▶ [Your tasks]:
1. Please rewrite everything from "This 4-wheeler was" down to "myself.  Keep it up." in the texting-and-driving post below, replacing "pink" with "purple".
2. Continue the blog post on texting while driving below, starting after its final sentence.

▶ [Page excerpt]:
:::::

Hang on to that Wheel, young’un…

Yesterday I was on a not so busy two-lane highway that I use to transport my personage to get my allergy shots.  Pesky things those allergy shots.  They take time.  They take money.  They hurt.  I tell myself they make me feel better.  My nose and sinuses tend to confirm that.

On the way home I saw a very precious and welcoming sight.  On the east side of a north-south highway I was travelling north on, I saw a young girl…4 or 5 years old…driving in one of those battery-powered four- wheelers that children have a tendency to enjoy tooling around yards and driveways in.

This 4-wheeler was pink and decorated quite nicely.  The child was at least seventeen yards away from the road; there was no threat of danger to either of us.

What struck me was the way the child was intently looking at the other driver…me… and how she had both hands firmly on the steering wheel similarly to what we (those of us that took driver education) were taught.

Good for you young lady, I thought to myself.  Keep it up.

More importantly, keep that firm grip on the steering wheel!  Do not let go of it one day just because your little cell phone goes off and you think it is humanly impossible not to respond immediately to something that is doubtfully a matter of life and death…or much of anything really significant.

Translation:  Do Not Text and Drive!!!!

I have an ulterior motive here…I am greedy.  I want to live!

I drive at least 108 miles or more about 250 days of the year.

I am sick and tired of seeing folks with their heads titled at a 45 degree angle;  they are not looking at their odometers.  They are looking at their darn phones.

Who cares what “twitter” has to say if your safety depends on how you navigate a motorized vehicle through ample amounts of traffic or a country road that insists that you stay on your side of it for the sake of the safety of you and those around you.

:::::

▶ [Dataset content]:
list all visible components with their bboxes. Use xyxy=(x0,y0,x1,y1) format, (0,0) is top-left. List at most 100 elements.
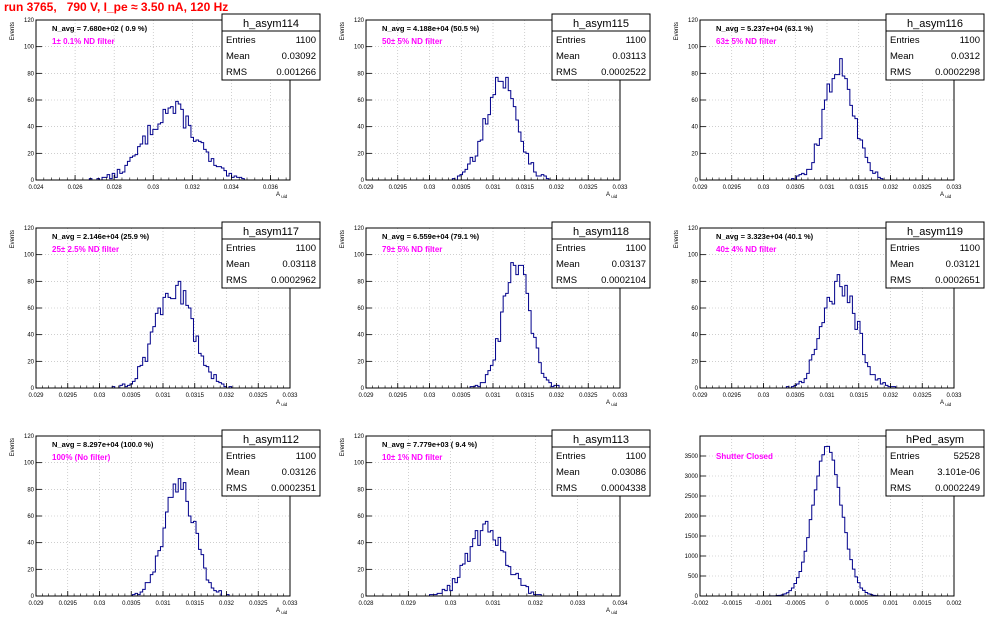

:::::

▶ [Responses per task]:
1.
This 4-wheeler was purple and decorated quite nicely.  The child was at least seventeen yards away from the road; there was no threat of danger to either of us.

What struck me was the way the child was intently looking at the other driver…me… and how she had both hands firmly on the steering wheel similarly to what we (those of us that took driver education) were taught.

Good for you young lady, I thought to myself.  Keep it up.

2.
It is tough enough on some country roads where I live given the massive deer population…I have hit five of Bambi’s cousins myself.

What is worse is the fact that I am now dodging idiots looking down at their cell phones as they are finding me hurtling toward them at a normal rate of speed…or slower thanks to these morons…and they jerk their cars back into the space they were intended to drive in based on the rules of the road.

Okay.  I do talk on telephone as I travel.  Given I have a long commute, it is the best way to keep up with some folks and find out what I need to get at the Jay C Grocery Store in Salem on my way home.

I do not, however, try to read as I am going down the road.

I am faced with a dilemma here.

Each time I see someone looking at their precious phone as I am driving,  I want to honk my horn.  I abstain from such a reaction because I do not want to startle the poor fool and potentially cause them more pain than they already have in their lives.  But…it is tempting.

If you make a habit of texting and driving, go ahead and look around your closet and pick out something you can wear at your funeral…or something you can wear as you are visiting my funeral.  I have a distinct fear this is not going to work out very well for one of us!  I hope and pray I am mistaken.

Know that when I speak the rights on these pages, I am not at a stop sign or a stop light.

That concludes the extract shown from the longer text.